### [What you should do]
For the material that follows, list every line containing the word "icon".
··· Input rows
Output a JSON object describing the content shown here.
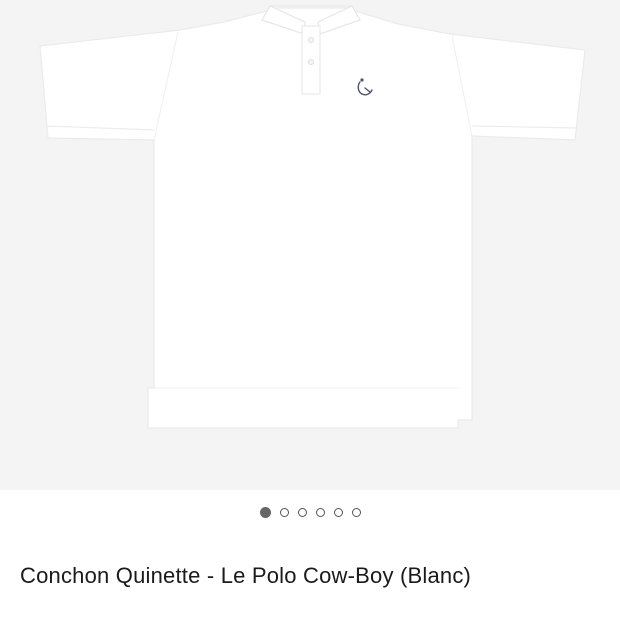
{
  "product": {
    "title": "Conchon Quinette - Le Polo Cow-Boy (Blanc)",
    "image": {
      "icon": "white-polo-shirt",
      "accent_color": "#4a5570",
      "background": "#f4f4f4"
    }
  },
  "gallery": {
    "count": 6,
    "active_index": 0,
    "active_color": "#666666",
    "inactive_color": "#555555"
  }
}
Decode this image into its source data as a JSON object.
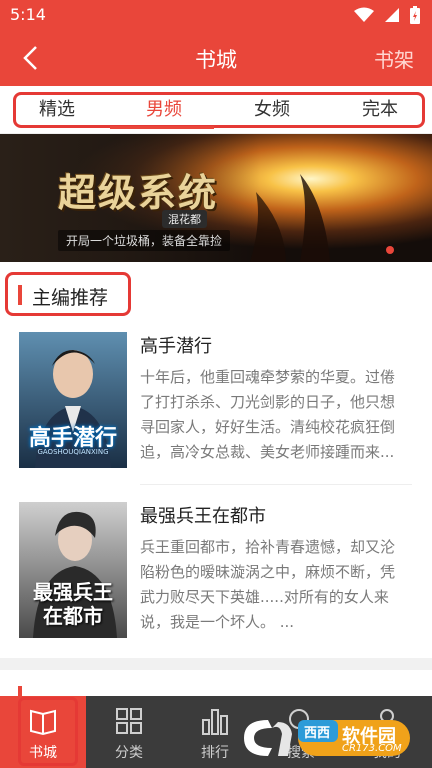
{
  "status_bar": {
    "time": "5:14"
  },
  "header": {
    "title": "书城",
    "right_link": "书架"
  },
  "tabs": [
    {
      "label": "精选"
    },
    {
      "label": "男频"
    },
    {
      "label": "女频"
    },
    {
      "label": "完本"
    }
  ],
  "banner": {
    "title": "超级系统",
    "badge": "混花都",
    "tagline": "开局一个垃圾桶，装备全靠捡"
  },
  "section": {
    "title": "主编推荐"
  },
  "books": [
    {
      "title": "高手潜行",
      "description": "十年后，他重回魂牵梦萦的华夏。过倦了打打杀杀、刀光剑影的日子，他只想寻回家人，好好生活。清纯校花疯狂倒追，高冷女总裁、美女老师接踵而来...",
      "cover_title": "高手潜行",
      "cover_subtitle": "GAOSHOUQIANXING"
    },
    {
      "title": "最强兵王在都市",
      "description": "兵王重回都市，拾补青春遗憾，却又沦陷粉色的暧昧漩涡之中，麻烦不断，凭武力败尽天下英雄.....对所有的女人来说，我是一个坏人。 ...",
      "cover_title_line1": "最强兵王",
      "cover_title_line2": "在都市"
    }
  ],
  "bottom_nav": [
    {
      "label": "书城",
      "icon": "book-icon"
    },
    {
      "label": "分类",
      "icon": "grid-icon"
    },
    {
      "label": "排行",
      "icon": "ranking-icon"
    },
    {
      "label": "搜索",
      "icon": "search-icon"
    },
    {
      "label": "我的",
      "icon": "person-icon"
    }
  ],
  "watermark": {
    "text": "软件园",
    "brand": "西西",
    "url": "CR173.COM"
  },
  "colors": {
    "primary": "#e9463a",
    "annotation": "#e53935",
    "nav_bg": "#3b3b3b"
  }
}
······
### [Full solution]
      "icon": "white-polo-shirt",
      "icon": "book-icon"
      "icon": "grid-icon"
      "icon": "ranking-icon"
      "icon": "search-icon"
      "icon": "person-icon"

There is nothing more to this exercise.